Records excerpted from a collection
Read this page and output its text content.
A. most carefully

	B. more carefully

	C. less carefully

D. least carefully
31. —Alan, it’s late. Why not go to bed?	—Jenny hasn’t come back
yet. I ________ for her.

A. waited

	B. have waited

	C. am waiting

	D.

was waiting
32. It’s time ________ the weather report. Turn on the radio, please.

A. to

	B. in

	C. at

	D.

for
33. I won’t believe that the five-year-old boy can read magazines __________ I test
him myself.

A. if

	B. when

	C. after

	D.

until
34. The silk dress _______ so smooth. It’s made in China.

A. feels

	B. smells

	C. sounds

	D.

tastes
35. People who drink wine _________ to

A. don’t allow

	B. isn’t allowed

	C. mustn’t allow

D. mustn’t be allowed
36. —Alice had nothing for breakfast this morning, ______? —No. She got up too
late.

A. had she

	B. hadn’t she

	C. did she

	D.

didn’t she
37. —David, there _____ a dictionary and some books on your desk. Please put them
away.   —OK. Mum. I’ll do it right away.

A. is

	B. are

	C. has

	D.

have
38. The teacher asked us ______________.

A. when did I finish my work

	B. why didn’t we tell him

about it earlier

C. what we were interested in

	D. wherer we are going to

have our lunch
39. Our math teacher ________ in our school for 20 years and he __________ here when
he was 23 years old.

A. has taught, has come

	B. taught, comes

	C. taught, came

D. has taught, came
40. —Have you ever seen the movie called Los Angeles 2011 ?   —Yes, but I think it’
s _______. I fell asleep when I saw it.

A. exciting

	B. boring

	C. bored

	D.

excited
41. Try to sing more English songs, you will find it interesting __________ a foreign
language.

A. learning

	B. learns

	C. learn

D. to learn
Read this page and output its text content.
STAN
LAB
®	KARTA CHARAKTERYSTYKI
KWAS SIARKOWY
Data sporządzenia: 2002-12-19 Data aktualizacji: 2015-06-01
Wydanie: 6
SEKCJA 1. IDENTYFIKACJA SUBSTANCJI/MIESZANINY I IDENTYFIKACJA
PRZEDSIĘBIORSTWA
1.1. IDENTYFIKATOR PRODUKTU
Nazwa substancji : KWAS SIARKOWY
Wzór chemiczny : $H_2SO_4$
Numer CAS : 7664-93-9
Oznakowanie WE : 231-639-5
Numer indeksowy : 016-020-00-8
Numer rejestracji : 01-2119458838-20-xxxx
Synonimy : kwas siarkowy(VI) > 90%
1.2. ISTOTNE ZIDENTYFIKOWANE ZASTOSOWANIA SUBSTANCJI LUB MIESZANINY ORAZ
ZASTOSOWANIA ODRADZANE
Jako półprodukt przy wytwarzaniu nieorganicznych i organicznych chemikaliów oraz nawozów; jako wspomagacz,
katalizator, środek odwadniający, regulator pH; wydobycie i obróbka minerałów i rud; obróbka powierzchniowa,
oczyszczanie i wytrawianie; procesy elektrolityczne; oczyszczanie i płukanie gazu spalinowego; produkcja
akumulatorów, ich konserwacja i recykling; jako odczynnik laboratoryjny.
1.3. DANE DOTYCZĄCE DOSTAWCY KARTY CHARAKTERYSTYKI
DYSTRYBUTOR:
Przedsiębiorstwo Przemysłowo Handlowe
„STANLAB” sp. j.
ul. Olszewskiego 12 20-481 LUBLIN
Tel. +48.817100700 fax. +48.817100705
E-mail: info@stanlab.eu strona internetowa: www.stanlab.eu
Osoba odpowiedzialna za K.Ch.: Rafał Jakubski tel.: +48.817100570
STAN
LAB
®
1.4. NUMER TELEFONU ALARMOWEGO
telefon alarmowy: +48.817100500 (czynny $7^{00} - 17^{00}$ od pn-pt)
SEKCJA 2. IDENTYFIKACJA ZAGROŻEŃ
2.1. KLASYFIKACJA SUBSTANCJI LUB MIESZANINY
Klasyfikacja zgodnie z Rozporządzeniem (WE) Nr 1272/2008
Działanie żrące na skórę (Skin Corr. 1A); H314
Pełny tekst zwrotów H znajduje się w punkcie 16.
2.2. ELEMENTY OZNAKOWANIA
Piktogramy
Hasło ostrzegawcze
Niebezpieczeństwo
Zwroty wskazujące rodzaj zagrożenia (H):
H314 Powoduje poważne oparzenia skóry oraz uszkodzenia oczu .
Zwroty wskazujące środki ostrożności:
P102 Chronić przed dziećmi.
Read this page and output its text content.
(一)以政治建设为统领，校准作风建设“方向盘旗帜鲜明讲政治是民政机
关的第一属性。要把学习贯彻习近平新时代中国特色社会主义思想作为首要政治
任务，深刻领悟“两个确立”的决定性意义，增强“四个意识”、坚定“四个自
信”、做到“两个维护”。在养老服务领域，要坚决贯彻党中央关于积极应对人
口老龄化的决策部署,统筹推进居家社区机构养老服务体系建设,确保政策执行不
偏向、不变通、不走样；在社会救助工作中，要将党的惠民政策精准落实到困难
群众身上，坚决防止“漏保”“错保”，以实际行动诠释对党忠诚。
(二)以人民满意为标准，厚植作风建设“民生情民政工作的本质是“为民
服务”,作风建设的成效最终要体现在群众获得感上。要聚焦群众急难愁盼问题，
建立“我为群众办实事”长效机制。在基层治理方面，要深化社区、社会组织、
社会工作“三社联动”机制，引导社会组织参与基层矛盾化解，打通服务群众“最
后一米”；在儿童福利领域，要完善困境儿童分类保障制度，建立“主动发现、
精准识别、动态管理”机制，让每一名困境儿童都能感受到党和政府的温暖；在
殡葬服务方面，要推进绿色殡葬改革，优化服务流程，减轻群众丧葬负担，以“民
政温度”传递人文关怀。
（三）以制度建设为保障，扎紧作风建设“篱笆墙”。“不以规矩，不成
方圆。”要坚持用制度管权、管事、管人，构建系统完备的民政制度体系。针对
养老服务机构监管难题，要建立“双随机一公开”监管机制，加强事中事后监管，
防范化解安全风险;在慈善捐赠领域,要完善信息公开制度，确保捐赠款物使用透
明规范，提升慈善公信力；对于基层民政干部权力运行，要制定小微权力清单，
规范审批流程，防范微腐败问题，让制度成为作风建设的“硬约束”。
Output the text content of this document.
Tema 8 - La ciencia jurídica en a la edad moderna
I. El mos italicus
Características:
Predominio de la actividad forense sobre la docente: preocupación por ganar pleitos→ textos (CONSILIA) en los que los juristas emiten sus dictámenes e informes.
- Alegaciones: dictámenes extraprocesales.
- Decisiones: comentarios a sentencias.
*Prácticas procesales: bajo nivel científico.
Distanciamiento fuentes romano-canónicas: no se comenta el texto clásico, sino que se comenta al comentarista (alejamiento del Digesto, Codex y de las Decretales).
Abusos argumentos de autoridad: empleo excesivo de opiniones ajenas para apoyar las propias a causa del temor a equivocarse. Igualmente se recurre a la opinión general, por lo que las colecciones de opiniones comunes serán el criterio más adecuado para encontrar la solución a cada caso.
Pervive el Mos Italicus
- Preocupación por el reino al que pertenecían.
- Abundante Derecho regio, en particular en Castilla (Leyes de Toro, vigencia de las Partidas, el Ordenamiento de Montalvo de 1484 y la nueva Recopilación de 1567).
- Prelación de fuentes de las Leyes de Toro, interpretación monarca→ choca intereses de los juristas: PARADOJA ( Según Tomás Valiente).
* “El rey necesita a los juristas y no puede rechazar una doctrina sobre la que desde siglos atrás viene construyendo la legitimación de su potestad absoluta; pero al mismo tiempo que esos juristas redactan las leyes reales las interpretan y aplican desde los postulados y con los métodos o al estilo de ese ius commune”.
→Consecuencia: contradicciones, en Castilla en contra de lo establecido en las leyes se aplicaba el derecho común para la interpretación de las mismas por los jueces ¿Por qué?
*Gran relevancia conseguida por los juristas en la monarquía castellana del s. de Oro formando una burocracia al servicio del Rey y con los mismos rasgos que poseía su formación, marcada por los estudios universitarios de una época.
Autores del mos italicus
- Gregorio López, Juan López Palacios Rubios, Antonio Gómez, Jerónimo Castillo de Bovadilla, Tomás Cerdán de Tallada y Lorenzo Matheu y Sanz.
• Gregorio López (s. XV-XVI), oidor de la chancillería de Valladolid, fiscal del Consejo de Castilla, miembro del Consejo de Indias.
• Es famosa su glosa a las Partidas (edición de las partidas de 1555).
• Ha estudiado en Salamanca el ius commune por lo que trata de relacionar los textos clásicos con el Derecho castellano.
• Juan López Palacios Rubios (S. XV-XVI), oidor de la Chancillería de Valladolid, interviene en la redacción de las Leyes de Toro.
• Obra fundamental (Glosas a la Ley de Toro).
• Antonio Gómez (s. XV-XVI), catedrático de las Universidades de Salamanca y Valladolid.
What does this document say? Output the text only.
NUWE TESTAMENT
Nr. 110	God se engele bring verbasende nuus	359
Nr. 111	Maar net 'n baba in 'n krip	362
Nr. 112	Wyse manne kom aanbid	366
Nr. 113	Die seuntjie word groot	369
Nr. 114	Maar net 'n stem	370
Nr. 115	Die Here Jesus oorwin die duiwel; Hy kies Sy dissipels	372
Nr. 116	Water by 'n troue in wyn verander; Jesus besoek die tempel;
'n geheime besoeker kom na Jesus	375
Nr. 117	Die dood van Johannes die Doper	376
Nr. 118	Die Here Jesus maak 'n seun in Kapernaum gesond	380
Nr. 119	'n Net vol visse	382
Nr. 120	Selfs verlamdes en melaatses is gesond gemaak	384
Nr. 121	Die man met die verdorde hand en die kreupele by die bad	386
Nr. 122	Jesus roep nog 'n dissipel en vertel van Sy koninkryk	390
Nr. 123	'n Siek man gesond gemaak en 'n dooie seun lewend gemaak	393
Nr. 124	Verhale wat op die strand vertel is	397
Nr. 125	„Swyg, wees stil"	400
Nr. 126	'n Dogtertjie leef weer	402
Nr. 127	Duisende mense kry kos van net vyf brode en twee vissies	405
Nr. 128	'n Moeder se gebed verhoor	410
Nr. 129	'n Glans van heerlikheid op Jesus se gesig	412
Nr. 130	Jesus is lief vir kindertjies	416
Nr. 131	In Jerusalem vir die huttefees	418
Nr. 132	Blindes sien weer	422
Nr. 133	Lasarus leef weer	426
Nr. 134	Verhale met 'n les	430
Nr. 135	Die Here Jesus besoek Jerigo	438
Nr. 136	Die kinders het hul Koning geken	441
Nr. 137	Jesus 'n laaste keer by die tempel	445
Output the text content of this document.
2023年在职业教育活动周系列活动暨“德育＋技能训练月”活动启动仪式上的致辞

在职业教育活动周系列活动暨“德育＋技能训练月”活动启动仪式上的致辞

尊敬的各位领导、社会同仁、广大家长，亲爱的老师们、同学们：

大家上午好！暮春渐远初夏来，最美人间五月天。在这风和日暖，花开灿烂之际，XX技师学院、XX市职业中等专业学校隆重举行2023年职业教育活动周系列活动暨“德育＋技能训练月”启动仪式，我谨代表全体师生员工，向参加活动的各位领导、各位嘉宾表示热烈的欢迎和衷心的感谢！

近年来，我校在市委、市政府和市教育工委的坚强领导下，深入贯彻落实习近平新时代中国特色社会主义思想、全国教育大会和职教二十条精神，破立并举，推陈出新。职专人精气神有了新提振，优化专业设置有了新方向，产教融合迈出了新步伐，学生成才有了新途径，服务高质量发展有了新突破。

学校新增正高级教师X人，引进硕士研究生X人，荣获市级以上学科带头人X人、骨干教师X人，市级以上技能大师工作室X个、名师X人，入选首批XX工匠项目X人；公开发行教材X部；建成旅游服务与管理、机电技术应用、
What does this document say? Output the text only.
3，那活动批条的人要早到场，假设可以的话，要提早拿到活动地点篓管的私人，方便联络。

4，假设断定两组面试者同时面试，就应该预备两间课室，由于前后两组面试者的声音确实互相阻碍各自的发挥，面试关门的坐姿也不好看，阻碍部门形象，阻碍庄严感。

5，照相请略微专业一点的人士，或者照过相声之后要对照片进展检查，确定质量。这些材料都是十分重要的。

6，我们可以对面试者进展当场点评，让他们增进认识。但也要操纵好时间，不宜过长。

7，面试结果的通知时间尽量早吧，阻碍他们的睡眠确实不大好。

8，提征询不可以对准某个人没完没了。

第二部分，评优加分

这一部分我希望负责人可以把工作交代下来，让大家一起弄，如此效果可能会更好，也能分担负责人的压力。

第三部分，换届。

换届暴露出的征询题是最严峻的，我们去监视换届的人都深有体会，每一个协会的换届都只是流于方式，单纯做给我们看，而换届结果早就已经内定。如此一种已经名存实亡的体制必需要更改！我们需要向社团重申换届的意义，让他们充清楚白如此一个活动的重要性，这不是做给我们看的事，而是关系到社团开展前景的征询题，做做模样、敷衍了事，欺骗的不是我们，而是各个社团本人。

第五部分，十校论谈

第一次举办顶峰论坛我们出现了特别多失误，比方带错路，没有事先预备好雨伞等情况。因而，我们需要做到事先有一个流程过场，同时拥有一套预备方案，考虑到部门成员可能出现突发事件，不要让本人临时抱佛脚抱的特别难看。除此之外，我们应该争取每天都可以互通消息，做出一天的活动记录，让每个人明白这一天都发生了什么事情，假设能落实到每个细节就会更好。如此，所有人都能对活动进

What is needed
Copy all lines of the material above where the string "Verhale" occurs.

Reply to the task
Nr. 124	Verhale wat op die strand vertel is	397
Nr. 134	Verhale met 'n les	430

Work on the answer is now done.